PROBLEM REQUIREMENTS –
Search the listing below for the word "Christmas" and copy each line that holds it.

━━━━━━━━━━━━━━━━━━━━━━━━━━━━━━

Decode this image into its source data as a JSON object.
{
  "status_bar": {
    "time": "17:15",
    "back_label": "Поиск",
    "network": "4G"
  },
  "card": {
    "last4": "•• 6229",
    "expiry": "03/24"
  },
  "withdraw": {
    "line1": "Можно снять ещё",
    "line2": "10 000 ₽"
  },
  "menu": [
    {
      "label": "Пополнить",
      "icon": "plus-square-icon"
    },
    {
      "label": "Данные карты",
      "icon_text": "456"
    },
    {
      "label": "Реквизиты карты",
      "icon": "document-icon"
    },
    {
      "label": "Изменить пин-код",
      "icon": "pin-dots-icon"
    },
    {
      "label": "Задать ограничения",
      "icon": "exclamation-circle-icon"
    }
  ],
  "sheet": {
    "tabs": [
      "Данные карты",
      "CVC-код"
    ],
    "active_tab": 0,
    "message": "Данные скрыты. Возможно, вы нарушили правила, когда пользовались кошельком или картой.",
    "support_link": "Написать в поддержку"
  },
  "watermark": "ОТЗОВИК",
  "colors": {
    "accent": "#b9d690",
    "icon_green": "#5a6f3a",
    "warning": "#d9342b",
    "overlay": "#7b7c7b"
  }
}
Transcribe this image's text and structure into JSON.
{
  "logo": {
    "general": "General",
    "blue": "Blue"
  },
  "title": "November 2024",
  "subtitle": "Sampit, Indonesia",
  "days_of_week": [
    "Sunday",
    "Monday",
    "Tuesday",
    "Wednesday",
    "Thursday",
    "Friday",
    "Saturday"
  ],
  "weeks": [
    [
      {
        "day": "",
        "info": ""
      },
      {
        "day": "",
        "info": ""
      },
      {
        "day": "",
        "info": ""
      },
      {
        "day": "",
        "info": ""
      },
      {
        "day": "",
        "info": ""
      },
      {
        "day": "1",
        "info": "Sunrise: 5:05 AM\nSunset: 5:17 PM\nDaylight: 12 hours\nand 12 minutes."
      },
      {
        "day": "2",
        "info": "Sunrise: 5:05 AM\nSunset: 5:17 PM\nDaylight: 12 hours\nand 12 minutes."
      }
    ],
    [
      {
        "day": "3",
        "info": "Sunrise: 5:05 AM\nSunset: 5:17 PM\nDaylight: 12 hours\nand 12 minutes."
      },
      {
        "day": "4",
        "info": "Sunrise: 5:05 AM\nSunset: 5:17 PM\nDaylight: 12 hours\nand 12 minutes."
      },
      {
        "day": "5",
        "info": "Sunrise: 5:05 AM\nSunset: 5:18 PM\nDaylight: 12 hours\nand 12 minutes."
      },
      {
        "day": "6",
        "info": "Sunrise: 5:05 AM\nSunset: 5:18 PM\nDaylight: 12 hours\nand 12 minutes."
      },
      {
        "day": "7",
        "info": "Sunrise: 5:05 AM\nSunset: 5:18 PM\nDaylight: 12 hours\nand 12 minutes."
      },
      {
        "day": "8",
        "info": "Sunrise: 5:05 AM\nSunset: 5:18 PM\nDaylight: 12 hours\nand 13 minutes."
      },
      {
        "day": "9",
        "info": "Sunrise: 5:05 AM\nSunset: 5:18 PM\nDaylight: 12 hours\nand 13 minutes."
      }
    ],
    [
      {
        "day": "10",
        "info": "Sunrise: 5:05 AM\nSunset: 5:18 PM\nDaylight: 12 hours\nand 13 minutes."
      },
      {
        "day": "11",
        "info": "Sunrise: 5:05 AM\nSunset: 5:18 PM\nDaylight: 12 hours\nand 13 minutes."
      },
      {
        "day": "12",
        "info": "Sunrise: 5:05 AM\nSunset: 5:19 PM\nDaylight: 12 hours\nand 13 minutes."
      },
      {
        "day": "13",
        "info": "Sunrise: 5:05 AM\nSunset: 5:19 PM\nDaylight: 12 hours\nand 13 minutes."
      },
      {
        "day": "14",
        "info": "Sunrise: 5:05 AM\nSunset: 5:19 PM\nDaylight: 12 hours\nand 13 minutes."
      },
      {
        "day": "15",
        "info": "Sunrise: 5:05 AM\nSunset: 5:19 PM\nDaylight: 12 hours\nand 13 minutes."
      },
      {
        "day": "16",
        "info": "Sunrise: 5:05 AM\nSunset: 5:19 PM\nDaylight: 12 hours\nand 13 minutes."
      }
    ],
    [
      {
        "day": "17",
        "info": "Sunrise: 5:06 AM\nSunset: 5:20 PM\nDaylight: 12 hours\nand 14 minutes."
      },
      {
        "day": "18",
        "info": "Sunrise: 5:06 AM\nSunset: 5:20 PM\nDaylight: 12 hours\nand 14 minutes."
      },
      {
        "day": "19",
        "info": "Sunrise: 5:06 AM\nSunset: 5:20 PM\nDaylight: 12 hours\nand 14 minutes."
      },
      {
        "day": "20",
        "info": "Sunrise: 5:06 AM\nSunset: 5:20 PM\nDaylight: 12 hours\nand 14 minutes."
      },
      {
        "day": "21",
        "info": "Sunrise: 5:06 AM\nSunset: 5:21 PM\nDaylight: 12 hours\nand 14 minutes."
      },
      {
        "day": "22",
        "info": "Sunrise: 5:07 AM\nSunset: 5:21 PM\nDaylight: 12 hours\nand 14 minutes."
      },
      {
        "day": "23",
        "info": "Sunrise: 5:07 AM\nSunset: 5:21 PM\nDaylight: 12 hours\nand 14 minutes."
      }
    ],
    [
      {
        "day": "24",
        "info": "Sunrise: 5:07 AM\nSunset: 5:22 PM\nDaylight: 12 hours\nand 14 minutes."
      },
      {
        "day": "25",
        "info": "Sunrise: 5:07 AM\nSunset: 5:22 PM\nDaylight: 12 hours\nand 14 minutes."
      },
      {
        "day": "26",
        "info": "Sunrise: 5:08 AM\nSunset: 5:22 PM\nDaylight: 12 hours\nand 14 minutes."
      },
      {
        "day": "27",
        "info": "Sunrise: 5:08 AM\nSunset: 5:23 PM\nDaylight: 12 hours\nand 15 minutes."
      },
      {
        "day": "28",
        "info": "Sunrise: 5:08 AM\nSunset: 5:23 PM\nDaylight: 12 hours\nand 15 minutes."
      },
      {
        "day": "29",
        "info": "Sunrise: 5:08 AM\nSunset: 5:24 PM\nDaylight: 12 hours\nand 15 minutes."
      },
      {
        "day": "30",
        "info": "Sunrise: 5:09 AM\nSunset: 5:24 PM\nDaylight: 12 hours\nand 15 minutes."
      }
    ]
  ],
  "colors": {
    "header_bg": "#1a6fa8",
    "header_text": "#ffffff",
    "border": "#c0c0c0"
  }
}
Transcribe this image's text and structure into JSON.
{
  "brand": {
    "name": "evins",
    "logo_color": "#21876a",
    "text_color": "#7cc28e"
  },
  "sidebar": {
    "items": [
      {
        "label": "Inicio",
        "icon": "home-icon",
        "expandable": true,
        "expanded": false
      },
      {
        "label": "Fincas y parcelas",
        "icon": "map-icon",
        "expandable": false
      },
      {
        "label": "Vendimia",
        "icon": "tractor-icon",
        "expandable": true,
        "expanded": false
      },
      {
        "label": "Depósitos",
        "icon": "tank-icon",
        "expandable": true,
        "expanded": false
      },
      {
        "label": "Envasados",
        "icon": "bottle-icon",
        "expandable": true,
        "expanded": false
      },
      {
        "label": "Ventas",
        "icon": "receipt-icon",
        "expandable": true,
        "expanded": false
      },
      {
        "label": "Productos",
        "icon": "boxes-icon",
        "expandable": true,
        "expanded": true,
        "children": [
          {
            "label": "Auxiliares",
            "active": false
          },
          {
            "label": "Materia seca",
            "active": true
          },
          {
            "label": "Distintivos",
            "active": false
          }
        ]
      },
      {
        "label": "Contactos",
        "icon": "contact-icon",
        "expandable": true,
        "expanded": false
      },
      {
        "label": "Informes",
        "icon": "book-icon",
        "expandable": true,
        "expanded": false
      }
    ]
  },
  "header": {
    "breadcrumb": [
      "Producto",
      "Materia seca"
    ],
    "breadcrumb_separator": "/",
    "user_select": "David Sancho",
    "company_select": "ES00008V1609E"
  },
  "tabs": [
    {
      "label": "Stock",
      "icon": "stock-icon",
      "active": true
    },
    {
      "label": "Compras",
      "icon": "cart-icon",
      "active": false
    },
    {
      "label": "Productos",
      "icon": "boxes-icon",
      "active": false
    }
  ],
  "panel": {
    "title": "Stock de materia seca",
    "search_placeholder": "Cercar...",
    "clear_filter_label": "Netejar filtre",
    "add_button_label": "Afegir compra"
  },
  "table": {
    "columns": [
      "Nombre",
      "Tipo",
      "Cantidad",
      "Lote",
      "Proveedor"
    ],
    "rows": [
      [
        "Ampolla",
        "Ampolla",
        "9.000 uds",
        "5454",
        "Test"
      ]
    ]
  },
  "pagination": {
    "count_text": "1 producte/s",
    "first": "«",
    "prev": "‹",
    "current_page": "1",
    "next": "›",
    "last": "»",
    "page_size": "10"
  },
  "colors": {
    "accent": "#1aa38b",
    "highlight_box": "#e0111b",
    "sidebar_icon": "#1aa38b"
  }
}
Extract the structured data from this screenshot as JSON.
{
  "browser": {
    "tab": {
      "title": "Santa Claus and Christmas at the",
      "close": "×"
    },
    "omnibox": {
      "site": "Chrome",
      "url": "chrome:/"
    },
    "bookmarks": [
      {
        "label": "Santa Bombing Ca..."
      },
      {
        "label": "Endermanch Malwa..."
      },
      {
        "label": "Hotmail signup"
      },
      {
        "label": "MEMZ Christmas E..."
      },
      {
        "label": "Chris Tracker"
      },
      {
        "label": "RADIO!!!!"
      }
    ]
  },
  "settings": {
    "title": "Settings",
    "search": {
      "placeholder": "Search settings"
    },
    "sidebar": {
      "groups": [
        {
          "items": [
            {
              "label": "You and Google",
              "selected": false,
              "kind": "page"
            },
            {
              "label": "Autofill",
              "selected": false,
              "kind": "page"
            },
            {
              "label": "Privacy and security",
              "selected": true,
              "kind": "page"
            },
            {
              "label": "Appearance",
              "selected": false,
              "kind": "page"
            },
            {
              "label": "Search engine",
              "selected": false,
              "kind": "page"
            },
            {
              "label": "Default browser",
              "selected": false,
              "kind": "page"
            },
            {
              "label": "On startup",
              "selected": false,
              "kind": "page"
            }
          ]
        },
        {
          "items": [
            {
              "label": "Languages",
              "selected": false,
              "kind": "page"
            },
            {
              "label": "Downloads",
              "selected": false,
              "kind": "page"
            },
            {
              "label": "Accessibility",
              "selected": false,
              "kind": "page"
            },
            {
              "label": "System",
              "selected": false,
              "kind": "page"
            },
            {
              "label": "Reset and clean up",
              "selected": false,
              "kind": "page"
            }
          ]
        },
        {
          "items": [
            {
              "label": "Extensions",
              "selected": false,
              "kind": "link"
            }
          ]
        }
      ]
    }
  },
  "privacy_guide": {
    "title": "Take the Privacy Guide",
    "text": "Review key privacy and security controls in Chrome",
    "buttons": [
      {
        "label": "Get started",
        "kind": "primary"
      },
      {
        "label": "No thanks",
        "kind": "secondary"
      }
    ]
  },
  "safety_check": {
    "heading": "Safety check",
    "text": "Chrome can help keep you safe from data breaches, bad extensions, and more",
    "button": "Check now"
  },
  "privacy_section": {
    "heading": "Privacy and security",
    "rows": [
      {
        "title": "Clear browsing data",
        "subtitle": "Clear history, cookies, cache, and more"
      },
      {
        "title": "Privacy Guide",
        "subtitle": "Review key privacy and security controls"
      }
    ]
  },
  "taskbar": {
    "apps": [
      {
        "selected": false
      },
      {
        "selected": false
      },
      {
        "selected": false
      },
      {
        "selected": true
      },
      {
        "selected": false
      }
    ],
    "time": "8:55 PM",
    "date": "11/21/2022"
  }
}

━━━━━━━━━━━━━━━━━━━━━━━━━━━━━━

RESULT OF THE EXERCISE –
      "title": "Santa Claus and Christmas at the",
        "label": "MEMZ Christmas E..."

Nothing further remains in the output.